Extracted records
_____

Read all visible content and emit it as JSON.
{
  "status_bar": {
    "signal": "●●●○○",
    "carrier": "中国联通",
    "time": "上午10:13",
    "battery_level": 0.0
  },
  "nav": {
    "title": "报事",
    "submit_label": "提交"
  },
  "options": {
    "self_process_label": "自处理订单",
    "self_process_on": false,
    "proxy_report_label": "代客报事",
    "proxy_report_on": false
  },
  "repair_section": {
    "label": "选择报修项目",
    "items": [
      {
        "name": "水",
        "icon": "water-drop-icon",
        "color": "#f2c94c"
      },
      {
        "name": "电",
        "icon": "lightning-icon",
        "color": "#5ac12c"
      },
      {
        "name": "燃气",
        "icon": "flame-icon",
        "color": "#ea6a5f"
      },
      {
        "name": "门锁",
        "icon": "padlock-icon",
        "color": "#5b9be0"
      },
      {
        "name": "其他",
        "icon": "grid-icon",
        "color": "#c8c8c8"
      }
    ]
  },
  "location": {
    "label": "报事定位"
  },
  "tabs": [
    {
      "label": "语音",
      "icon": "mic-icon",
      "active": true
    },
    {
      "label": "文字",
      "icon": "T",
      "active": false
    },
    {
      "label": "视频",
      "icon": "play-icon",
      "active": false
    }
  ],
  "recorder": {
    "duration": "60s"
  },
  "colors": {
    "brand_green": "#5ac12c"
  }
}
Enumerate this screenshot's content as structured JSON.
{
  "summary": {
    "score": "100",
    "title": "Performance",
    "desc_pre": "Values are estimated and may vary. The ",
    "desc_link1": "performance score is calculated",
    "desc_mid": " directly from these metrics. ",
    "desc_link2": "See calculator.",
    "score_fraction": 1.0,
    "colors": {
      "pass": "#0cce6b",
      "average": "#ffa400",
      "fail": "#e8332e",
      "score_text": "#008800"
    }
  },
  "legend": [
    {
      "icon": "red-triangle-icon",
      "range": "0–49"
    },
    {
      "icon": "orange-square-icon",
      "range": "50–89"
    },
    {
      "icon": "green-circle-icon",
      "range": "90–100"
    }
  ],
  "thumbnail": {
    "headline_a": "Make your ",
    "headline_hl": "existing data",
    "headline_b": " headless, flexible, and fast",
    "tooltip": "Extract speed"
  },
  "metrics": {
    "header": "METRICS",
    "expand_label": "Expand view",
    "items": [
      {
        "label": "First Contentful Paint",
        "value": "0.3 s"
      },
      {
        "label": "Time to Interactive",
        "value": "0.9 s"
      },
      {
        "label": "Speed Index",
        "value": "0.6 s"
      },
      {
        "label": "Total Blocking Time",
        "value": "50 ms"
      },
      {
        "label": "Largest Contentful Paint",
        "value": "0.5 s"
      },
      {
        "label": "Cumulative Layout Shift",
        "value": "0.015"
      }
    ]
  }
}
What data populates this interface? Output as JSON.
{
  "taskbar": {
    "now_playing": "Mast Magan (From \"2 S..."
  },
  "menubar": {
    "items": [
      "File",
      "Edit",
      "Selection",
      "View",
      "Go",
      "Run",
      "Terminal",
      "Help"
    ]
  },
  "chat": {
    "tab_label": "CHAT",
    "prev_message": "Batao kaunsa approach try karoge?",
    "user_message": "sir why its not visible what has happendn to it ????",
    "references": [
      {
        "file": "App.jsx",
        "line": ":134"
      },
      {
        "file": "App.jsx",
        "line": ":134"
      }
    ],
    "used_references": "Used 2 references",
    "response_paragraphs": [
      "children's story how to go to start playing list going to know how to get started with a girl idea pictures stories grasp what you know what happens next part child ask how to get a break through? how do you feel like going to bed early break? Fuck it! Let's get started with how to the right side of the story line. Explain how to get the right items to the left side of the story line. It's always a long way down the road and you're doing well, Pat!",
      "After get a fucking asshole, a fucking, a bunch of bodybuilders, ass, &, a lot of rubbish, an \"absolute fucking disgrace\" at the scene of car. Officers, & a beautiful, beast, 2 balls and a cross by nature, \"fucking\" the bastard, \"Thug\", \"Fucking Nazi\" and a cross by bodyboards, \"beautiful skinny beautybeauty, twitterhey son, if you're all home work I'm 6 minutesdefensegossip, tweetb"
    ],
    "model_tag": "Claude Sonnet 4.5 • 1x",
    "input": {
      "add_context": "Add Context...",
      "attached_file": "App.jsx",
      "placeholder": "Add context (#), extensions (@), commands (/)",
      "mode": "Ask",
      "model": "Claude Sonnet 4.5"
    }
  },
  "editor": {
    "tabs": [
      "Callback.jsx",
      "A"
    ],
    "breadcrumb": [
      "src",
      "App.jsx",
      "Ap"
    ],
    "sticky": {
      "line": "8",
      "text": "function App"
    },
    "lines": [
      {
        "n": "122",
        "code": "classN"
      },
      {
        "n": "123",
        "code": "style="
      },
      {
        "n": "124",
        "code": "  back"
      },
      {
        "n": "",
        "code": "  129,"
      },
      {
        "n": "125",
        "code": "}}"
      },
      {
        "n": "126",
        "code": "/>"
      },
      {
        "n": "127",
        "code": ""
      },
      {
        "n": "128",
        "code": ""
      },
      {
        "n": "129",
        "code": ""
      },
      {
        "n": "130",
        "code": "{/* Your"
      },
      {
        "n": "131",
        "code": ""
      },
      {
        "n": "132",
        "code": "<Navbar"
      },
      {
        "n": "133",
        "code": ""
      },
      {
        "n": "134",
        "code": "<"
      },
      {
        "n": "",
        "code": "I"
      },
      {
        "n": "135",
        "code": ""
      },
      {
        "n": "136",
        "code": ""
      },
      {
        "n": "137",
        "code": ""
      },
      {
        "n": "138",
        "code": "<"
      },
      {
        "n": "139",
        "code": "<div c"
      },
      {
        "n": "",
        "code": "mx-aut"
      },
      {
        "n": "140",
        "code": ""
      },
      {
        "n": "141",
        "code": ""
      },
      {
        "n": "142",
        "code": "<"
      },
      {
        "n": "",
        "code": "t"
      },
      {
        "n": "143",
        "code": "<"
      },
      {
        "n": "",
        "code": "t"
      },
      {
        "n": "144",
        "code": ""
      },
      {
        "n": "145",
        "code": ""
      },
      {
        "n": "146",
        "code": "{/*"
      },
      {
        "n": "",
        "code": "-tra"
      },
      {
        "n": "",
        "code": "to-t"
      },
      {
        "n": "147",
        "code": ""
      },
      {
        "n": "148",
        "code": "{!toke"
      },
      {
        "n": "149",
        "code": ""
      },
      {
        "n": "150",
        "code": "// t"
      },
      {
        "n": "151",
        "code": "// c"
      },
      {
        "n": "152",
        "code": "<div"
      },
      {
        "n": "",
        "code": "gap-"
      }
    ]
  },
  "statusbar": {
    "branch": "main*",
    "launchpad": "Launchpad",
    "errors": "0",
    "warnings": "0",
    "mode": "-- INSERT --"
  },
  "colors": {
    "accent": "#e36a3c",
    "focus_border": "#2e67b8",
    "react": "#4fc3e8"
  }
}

_____

Show the data once more, exactly as it was written.

- [Solution to the problem]
Read all visible content and emit it as JSON.
{
  "status_bar": {
    "signal": "●●●○○",
    "carrier": "中国联通",
    "time": "上午10:13",
    "battery_level": 0.0
  },
  "nav": {
    "title": "报事",
    "submit_label": "提交"
  },
  "options": {
    "self_process_label": "自处理订单",
    "self_process_on": false,
    "proxy_report_label": "代客报事",
    "proxy_report_on": false
  },
  "repair_section": {
    "label": "选择报修项目",
    "items": [
      {
        "name": "水",
        "icon": "water-drop-icon",
        "color": "#f2c94c"
      },
      {
        "name": "电",
        "icon": "lightning-icon",
        "color": "#5ac12c"
      },
      {
        "name": "燃气",
        "icon": "flame-icon",
        "color": "#ea6a5f"
      },
      {
        "name": "门锁",
        "icon": "padlock-icon",
        "color": "#5b9be0"
      },
      {
        "name": "其他",
        "icon": "grid-icon",
        "color": "#c8c8c8"
      }
    ]
  },
  "location": {
    "label": "报事定位"
  },
  "tabs": [
    {
      "label": "语音",
      "icon": "mic-icon",
      "active": true
    },
    {
      "label": "文字",
      "icon": "T",
      "active": false
    },
    {
      "label": "视频",
      "icon": "play-icon",
      "active": false
    }
  ],
  "recorder": {
    "duration": "60s"
  },
  "colors": {
    "brand_green": "#5ac12c"
  }
}
Enumerate this screenshot's content as structured JSON.
{
  "summary": {
    "score": "100",
    "title": "Performance",
    "desc_pre": "Values are estimated and may vary. The ",
    "desc_link1": "performance score is calculated",
    "desc_mid": " directly from these metrics. ",
    "desc_link2": "See calculator.",
    "score_fraction": 1.0,
    "colors": {
      "pass": "#0cce6b",
      "average": "#ffa400",
      "fail": "#e8332e",
      "score_text": "#008800"
    }
  },
  "legend": [
    {
      "icon": "red-triangle-icon",
      "range": "0–49"
    },
    {
      "icon": "orange-square-icon",
      "range": "50–89"
    },
    {
      "icon": "green-circle-icon",
      "range": "90–100"
    }
  ],
  "thumbnail": {
    "headline_a": "Make your ",
    "headline_hl": "existing data",
    "headline_b": " headless, flexible, and fast",
    "tooltip": "Extract speed"
  },
  "metrics": {
    "header": "METRICS",
    "expand_label": "Expand view",
    "items": [
      {
        "label": "First Contentful Paint",
        "value": "0.3 s"
      },
      {
        "label": "Time to Interactive",
        "value": "0.9 s"
      },
      {
        "label": "Speed Index",
        "value": "0.6 s"
      },
      {
        "label": "Total Blocking Time",
        "value": "50 ms"
      },
      {
        "label": "Largest Contentful Paint",
        "value": "0.5 s"
      },
      {
        "label": "Cumulative Layout Shift",
        "value": "0.015"
      }
    ]
  }
}
What data populates this interface? Output as JSON.
{
  "taskbar": {
    "now_playing": "Mast Magan (From \"2 S..."
  },
  "menubar": {
    "items": [
      "File",
      "Edit",
      "Selection",
      "View",
      "Go",
      "Run",
      "Terminal",
      "Help"
    ]
  },
  "chat": {
    "tab_label": "CHAT",
    "prev_message": "Batao kaunsa approach try karoge?",
    "user_message": "sir why its not visible what has happendn to it ????",
    "references": [
      {
        "file": "App.jsx",
        "line": ":134"
      },
      {
        "file": "App.jsx",
        "line": ":134"
      }
    ],
    "used_references": "Used 2 references",
    "response_paragraphs": [
      "children's story how to go to start playing list going to know how to get started with a girl idea pictures stories grasp what you know what happens next part child ask how to get a break through? how do you feel like going to bed early break? Fuck it! Let's get started with how to the right side of the story line. Explain how to get the right items to the left side of the story line. It's always a long way down the road and you're doing well, Pat!",
      "After get a fucking asshole, a fucking, a bunch of bodybuilders, ass, &, a lot of rubbish, an \"absolute fucking disgrace\" at the scene of car. Officers, & a beautiful, beast, 2 balls and a cross by nature, \"fucking\" the bastard, \"Thug\", \"Fucking Nazi\" and a cross by bodyboards, \"beautiful skinny beautybeauty, twitterhey son, if you're all home work I'm 6 minutesdefensegossip, tweetb"
    ],
    "model_tag": "Claude Sonnet 4.5 • 1x",
    "input": {
      "add_context": "Add Context...",
      "attached_file": "App.jsx",
      "placeholder": "Add context (#), extensions (@), commands (/)",
      "mode": "Ask",
      "model": "Claude Sonnet 4.5"
    }
  },
  "editor": {
    "tabs": [
      "Callback.jsx",
      "A"
    ],
    "breadcrumb": [
      "src",
      "App.jsx",
      "Ap"
    ],
    "sticky": {
      "line": "8",
      "text": "function App"
    },
    "lines": [
      {
        "n": "122",
        "code": "classN"
      },
      {
        "n": "123",
        "code": "style="
      },
      {
        "n": "124",
        "code": "  back"
      },
      {
        "n": "",
        "code": "  129,"
      },
      {
        "n": "125",
        "code": "}}"
      },
      {
        "n": "126",
        "code": "/>"
      },
      {
        "n": "127",
        "code": ""
      },
      {
        "n": "128",
        "code": ""
      },
      {
        "n": "129",
        "code": ""
      },
      {
        "n": "130",
        "code": "{/* Your"
      },
      {
        "n": "131",
        "code": ""
      },
      {
        "n": "132",
        "code": "<Navbar"
      },
      {
        "n": "133",
        "code": ""
      },
      {
        "n": "134",
        "code": "<"
      },
      {
        "n": "",
        "code": "I"
      },
      {
        "n": "135",
        "code": ""
      },
      {
        "n": "136",
        "code": ""
      },
      {
        "n": "137",
        "code": ""
      },
      {
        "n": "138",
        "code": "<"
      },
      {
        "n": "139",
        "code": "<div c"
      },
      {
        "n": "",
        "code": "mx-aut"
      },
      {
        "n": "140",
        "code": ""
      },
      {
        "n": "141",
        "code": ""
      },
      {
        "n": "142",
        "code": "<"
      },
      {
        "n": "",
        "code": "t"
      },
      {
        "n": "143",
        "code": "<"
      },
      {
        "n": "",
        "code": "t"
      },
      {
        "n": "144",
        "code": ""
      },
      {
        "n": "145",
        "code": ""
      },
      {
        "n": "146",
        "code": "{/*"
      },
      {
        "n": "",
        "code": "-tra"
      },
      {
        "n": "",
        "code": "to-t"
      },
      {
        "n": "147",
        "code": ""
      },
      {
        "n": "148",
        "code": "{!toke"
      },
      {
        "n": "149",
        "code": ""
      },
      {
        "n": "150",
        "code": "// t"
      },
      {
        "n": "151",
        "code": "// c"
      },
      {
        "n": "152",
        "code": "<div"
      },
      {
        "n": "",
        "code": "gap-"
      }
    ]
  },
  "statusbar": {
    "branch": "main*",
    "launchpad": "Launchpad",
    "errors": "0",
    "warnings": "0",
    "mode": "-- INSERT --"
  },
  "colors": {
    "accent": "#e36a3c",
    "focus_border": "#2e67b8",
    "react": "#4fc3e8"
  }
}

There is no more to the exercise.